__Supplied material__.
· · · ·

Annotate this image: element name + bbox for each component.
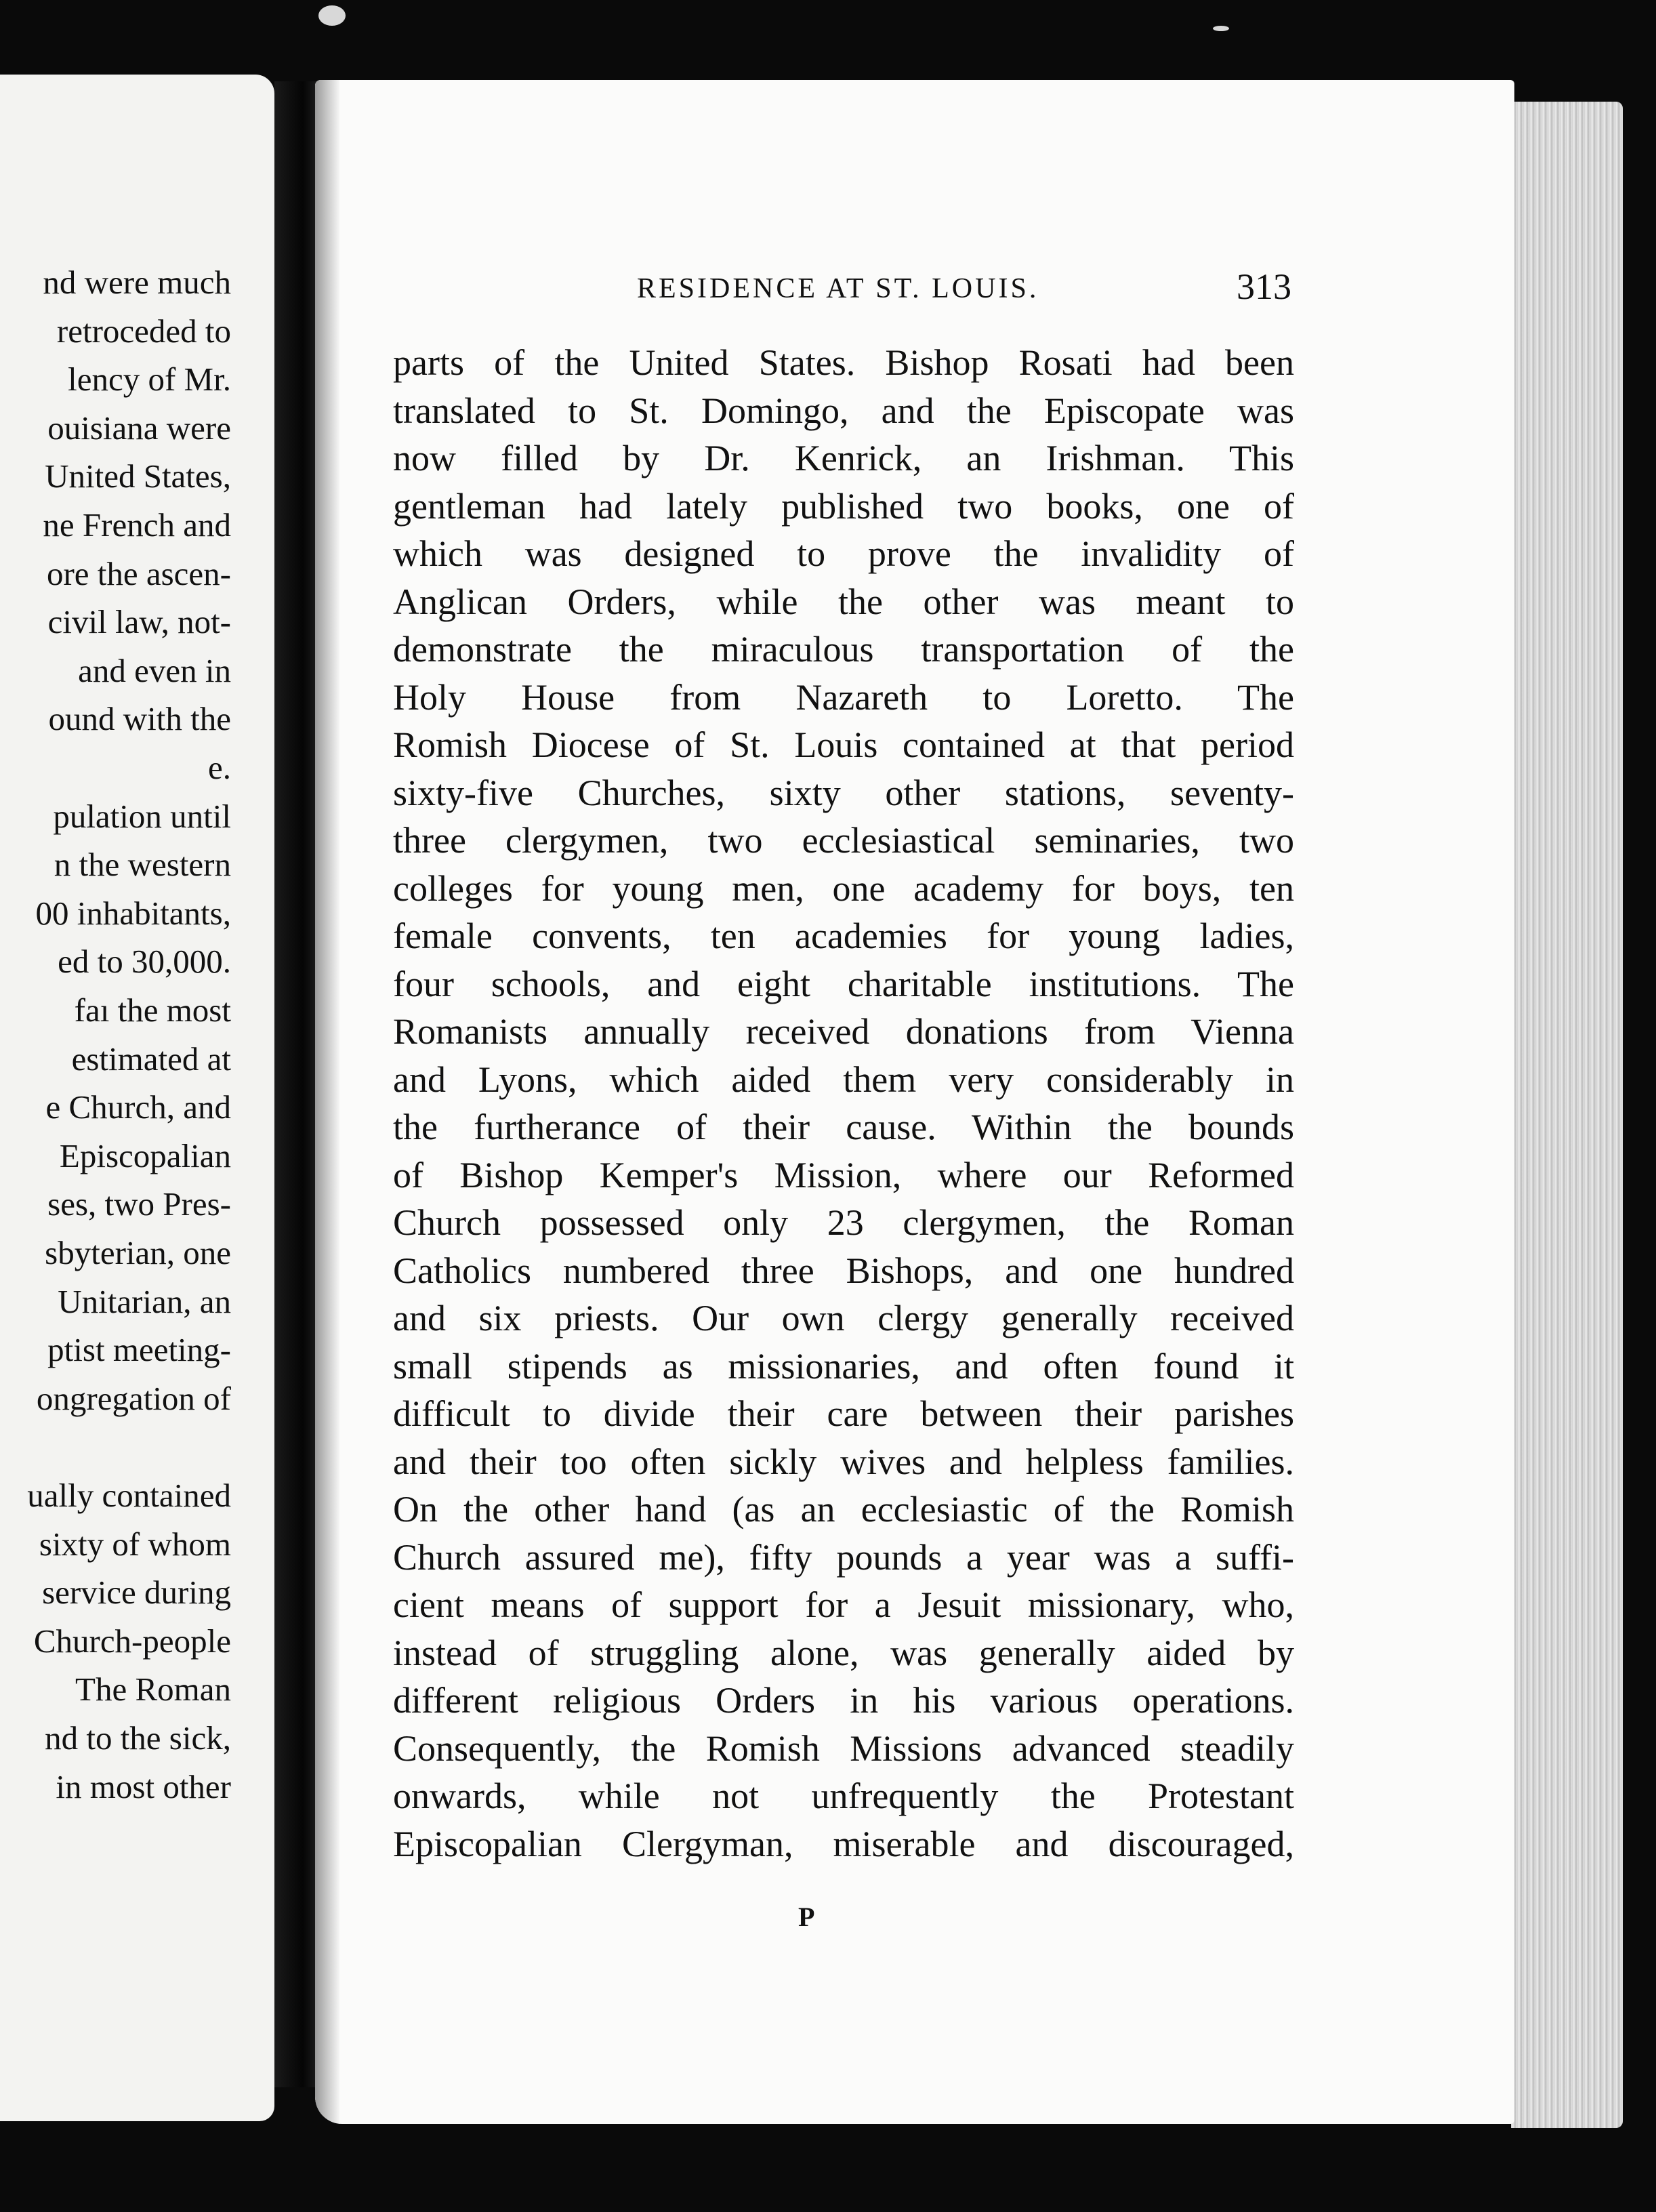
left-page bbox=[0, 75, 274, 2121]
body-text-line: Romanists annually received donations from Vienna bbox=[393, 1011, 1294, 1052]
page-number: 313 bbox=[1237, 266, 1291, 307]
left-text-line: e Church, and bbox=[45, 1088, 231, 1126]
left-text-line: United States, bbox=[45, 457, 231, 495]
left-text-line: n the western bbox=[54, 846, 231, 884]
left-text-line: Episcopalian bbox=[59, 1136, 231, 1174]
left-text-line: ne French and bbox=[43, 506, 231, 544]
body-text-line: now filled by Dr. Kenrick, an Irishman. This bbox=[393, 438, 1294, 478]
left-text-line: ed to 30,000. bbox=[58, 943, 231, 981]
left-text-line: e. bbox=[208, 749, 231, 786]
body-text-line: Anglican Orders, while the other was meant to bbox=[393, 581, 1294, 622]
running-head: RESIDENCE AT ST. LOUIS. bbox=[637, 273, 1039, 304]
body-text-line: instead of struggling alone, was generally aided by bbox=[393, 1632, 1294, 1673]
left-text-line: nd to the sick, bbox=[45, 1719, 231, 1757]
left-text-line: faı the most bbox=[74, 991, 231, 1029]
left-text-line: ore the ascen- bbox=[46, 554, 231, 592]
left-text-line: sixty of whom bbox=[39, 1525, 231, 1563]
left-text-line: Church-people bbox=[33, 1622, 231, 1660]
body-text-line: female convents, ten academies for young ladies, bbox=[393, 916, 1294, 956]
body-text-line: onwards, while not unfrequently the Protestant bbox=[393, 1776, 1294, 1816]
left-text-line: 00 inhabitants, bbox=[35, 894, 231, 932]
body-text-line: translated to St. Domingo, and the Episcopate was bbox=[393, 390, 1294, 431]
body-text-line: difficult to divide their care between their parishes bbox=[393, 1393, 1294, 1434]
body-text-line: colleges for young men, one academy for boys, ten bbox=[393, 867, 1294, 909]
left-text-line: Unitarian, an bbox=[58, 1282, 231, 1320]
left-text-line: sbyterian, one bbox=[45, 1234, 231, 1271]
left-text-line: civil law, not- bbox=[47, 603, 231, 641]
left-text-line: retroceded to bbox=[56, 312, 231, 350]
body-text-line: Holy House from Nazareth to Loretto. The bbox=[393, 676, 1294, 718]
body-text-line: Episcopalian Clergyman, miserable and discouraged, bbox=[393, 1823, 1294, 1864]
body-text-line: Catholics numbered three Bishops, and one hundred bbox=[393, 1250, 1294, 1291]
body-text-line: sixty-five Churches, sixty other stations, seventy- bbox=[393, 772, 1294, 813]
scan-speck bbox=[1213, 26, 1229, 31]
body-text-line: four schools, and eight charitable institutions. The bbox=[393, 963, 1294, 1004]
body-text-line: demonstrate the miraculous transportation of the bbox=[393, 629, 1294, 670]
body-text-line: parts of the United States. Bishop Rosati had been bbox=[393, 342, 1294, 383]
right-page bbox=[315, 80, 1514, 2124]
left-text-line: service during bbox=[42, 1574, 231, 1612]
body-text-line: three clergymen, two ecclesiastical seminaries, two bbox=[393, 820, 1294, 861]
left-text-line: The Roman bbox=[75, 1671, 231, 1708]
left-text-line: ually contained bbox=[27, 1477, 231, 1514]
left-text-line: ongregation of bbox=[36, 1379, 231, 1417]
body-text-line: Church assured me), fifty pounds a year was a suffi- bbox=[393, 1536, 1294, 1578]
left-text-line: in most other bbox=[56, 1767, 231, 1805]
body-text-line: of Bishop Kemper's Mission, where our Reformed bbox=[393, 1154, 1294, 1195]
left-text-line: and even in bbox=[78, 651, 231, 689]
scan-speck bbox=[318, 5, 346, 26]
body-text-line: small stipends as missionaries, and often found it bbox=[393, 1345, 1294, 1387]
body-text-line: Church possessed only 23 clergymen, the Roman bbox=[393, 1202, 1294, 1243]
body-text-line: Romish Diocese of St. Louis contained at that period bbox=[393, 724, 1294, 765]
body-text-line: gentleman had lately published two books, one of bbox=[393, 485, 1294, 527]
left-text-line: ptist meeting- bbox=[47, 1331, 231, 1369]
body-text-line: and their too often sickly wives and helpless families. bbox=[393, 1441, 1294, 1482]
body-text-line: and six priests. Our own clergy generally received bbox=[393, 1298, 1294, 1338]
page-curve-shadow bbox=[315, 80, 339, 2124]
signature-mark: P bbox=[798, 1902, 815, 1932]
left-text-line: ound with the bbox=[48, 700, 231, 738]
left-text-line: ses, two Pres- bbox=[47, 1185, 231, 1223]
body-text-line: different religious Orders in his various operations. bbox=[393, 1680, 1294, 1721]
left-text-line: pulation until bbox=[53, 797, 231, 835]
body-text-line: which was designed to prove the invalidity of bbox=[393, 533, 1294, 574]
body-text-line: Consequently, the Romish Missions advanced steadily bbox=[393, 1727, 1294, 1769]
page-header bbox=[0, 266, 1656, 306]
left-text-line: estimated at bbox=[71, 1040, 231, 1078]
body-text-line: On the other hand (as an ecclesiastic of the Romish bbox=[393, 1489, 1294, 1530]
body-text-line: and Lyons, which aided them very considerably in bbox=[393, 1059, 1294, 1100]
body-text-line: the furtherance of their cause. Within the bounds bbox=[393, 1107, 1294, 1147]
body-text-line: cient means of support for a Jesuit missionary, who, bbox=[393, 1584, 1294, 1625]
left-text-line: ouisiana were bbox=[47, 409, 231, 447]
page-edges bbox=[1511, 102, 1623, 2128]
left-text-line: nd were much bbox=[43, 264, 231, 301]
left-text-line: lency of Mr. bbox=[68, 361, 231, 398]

· · · ·

__Task__.
Copy every line of the material above word for word, without the picture.

__Written answer__.
Annotate this image: element name + bbox for each component.
left-page bbox=[0, 75, 274, 2121]
body-text-line: Romanists annually received donations from Vienna bbox=[393, 1011, 1294, 1052]
page-number: 313 bbox=[1237, 266, 1291, 307]
left-text-line: e Church, and bbox=[45, 1088, 231, 1126]
left-text-line: United States, bbox=[45, 457, 231, 495]
left-text-line: n the western bbox=[54, 846, 231, 884]
left-text-line: Episcopalian bbox=[59, 1136, 231, 1174]
left-text-line: ne French and bbox=[43, 506, 231, 544]
body-text-line: now filled by Dr. Kenrick, an Irishman. This bbox=[393, 438, 1294, 478]
left-text-line: ed to 30,000. bbox=[58, 943, 231, 981]
left-text-line: e. bbox=[208, 749, 231, 786]
body-text-line: Anglican Orders, while the other was meant to bbox=[393, 581, 1294, 622]
running-head: RESIDENCE AT ST. LOUIS. bbox=[637, 273, 1039, 304]
body-text-line: instead of struggling alone, was generally aided by bbox=[393, 1632, 1294, 1673]
left-text-line: nd to the sick, bbox=[45, 1719, 231, 1757]
left-text-line: faı the most bbox=[74, 991, 231, 1029]
left-text-line: ore the ascen- bbox=[46, 554, 231, 592]
left-text-line: sixty of whom bbox=[39, 1525, 231, 1563]
left-text-line: Church-people bbox=[33, 1622, 231, 1660]
body-text-line: female convents, ten academies for young ladies, bbox=[393, 916, 1294, 956]
body-text-line: onwards, while not unfrequently the Protestant bbox=[393, 1776, 1294, 1816]
left-text-line: 00 inhabitants, bbox=[35, 894, 231, 932]
body-text-line: translated to St. Domingo, and the Episcopate was bbox=[393, 390, 1294, 431]
body-text-line: difficult to divide their care between their parishes bbox=[393, 1393, 1294, 1434]
body-text-line: colleges for young men, one academy for boys, ten bbox=[393, 867, 1294, 909]
left-text-line: Unitarian, an bbox=[58, 1282, 231, 1320]
left-text-line: sbyterian, one bbox=[45, 1234, 231, 1271]
left-text-line: civil law, not- bbox=[47, 603, 231, 641]
left-text-line: retroceded to bbox=[56, 312, 231, 350]
body-text-line: Holy House from Nazareth to Loretto. The bbox=[393, 676, 1294, 718]
body-text-line: Episcopalian Clergyman, miserable and discouraged, bbox=[393, 1823, 1294, 1864]
body-text-line: Catholics numbered three Bishops, and one hundred bbox=[393, 1250, 1294, 1291]
body-text-line: sixty-five Churches, sixty other stations, seventy- bbox=[393, 772, 1294, 813]
scan-speck bbox=[1213, 26, 1229, 31]
body-text-line: four schools, and eight charitable institutions. The bbox=[393, 963, 1294, 1004]
body-text-line: demonstrate the miraculous transportation of the bbox=[393, 629, 1294, 670]
body-text-line: parts of the United States. Bishop Rosati had been bbox=[393, 342, 1294, 383]
right-page bbox=[315, 80, 1514, 2124]
left-text-line: service during bbox=[42, 1574, 231, 1612]
body-text-line: three clergymen, two ecclesiastical seminaries, two bbox=[393, 820, 1294, 861]
left-text-line: The Roman bbox=[75, 1671, 231, 1708]
left-text-line: ually contained bbox=[27, 1477, 231, 1514]
left-text-line: ongregation of bbox=[36, 1379, 231, 1417]
body-text-line: Church assured me), fifty pounds a year was a suffi- bbox=[393, 1536, 1294, 1578]
left-text-line: in most other bbox=[56, 1767, 231, 1805]
body-text-line: of Bishop Kemper's Mission, where our Reformed bbox=[393, 1154, 1294, 1195]
left-text-line: and even in bbox=[78, 651, 231, 689]
scan-speck bbox=[318, 5, 346, 26]
body-text-line: small stipends as missionaries, and often found it bbox=[393, 1345, 1294, 1387]
body-text-line: Church possessed only 23 clergymen, the Roman bbox=[393, 1202, 1294, 1243]
body-text-line: Romish Diocese of St. Louis contained at that period bbox=[393, 724, 1294, 765]
body-text-line: gentleman had lately published two books, one of bbox=[393, 485, 1294, 527]
left-text-line: ptist meeting- bbox=[47, 1331, 231, 1369]
body-text-line: and their too often sickly wives and helpless families. bbox=[393, 1441, 1294, 1482]
body-text-line: and six priests. Our own clergy generally received bbox=[393, 1298, 1294, 1338]
page-curve-shadow bbox=[315, 80, 339, 2124]
signature-mark: P bbox=[798, 1902, 815, 1932]
left-text-line: ound with the bbox=[48, 700, 231, 738]
left-text-line: ses, two Pres- bbox=[47, 1185, 231, 1223]
body-text-line: different religious Orders in his various operations. bbox=[393, 1680, 1294, 1721]
left-text-line: pulation until bbox=[53, 797, 231, 835]
body-text-line: which was designed to prove the invalidity of bbox=[393, 533, 1294, 574]
body-text-line: Consequently, the Romish Missions advanced steadily bbox=[393, 1727, 1294, 1769]
page-header bbox=[0, 266, 1656, 306]
left-text-line: estimated at bbox=[71, 1040, 231, 1078]
body-text-line: On the other hand (as an ecclesiastic of the Romish bbox=[393, 1489, 1294, 1530]
body-text-line: and Lyons, which aided them very considerably in bbox=[393, 1059, 1294, 1100]
body-text-line: the furtherance of their cause. Within the bounds bbox=[393, 1107, 1294, 1147]
body-text-line: cient means of support for a Jesuit missionary, who, bbox=[393, 1584, 1294, 1625]
left-text-line: ouisiana were bbox=[47, 409, 231, 447]
page-edges bbox=[1511, 102, 1623, 2128]
left-text-line: nd were much bbox=[43, 264, 231, 301]
left-text-line: lency of Mr. bbox=[68, 361, 231, 398]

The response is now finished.